Passage to read »
* * * * * * *

As described hereinbefore, the sheet P in the nip N is always in
close contact with that part of the film which is free from any
crease because of the tension applied thereto, and is moved
together with the film 21. Therefore, non-uniform heating,
non-uniform fixing or the like can be prevented.
The heat resistive film 21 experiences the tension only at a part
thereof (N,N and B) during driving or non-driving thereof. More
particularly, when the heat resistive film 21 is not driven, as
shown in FIG. 6, the heat resistive film 21 is tension free at
almost all of the portions thereof, except for the nip portion; and
when the heat resistive film 21 is driven, almost all of the
portions except for portion N and portion B. In addition, the heat
resistive film 21 may have a shorter circumferential length. For
these reasons, the torque required for driving the film may be
small, the structure of the film and the driving mechanism are
simplified, and the size and the cost thereof are reduced.

* * * * * * *

Copy out the passage above about the heat resistive film in full, word for word.

Raw data »

* * * * * * *

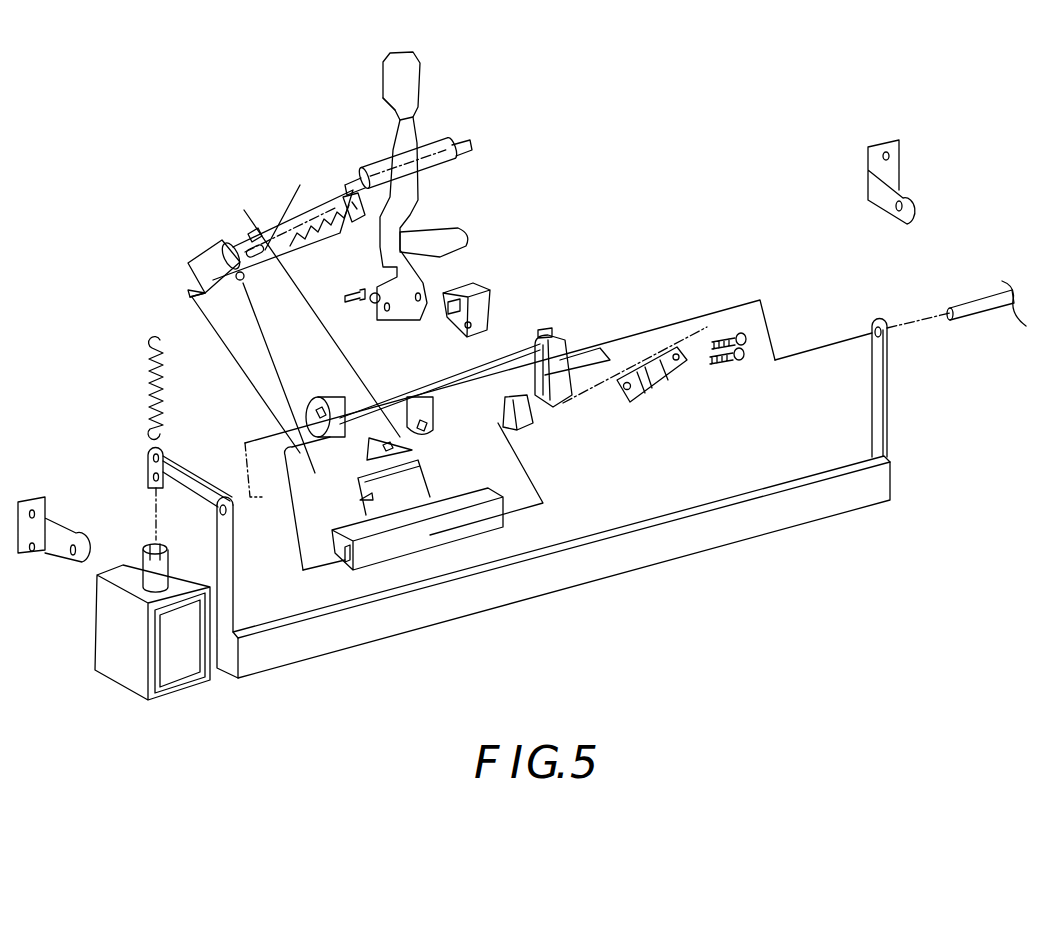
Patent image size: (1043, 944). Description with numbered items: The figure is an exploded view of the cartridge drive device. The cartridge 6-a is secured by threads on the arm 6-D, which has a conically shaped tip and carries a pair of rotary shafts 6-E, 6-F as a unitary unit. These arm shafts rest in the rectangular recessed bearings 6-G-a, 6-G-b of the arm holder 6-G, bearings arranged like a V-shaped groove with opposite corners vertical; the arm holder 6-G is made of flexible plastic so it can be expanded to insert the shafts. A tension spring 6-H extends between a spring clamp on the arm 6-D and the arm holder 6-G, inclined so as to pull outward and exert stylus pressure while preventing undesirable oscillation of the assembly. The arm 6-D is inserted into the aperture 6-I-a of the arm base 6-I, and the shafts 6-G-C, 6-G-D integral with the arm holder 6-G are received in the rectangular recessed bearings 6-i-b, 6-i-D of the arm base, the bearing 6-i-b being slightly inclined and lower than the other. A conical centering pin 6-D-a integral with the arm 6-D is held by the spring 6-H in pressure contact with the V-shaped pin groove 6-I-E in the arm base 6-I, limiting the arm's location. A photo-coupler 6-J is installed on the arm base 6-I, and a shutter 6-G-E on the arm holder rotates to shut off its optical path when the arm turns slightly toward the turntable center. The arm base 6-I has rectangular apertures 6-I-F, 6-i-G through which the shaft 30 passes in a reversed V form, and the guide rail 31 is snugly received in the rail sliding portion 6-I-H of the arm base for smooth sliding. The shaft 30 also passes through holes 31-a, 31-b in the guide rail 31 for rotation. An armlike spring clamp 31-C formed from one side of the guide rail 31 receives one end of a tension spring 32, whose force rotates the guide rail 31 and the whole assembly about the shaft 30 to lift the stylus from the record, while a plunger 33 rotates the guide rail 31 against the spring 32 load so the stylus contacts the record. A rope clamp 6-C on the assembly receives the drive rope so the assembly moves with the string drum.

* * * * * * *

Written response »
As described hereinbefore, the sheet P in the nip N is always in
close contact with that part of the film which is free from any
crease because of the tension applied thereto, and is moved
together with the film 21. Therefore, non-uniform heating,
non-uniform fixing or the like can be prevented.
The heat resistive film 21 experiences the tension only at a part
thereof (N,N and B) during driving or non-driving thereof. More
particularly, when the heat resistive film 21 is not driven, as
shown in FIG. 6, the heat resistive film 21 is tension free at
almost all of the portions thereof, except for the nip portion; and
when the heat resistive film 21 is driven, almost all of the
portions except for portion N and portion B. In addition, the heat
resistive film 21 may have a shorter circumferential length. For
these reasons, the torque required for driving the film may be
small, the structure of the film and the driving mechanism are
simplified, and the size and the cost thereof are reduced.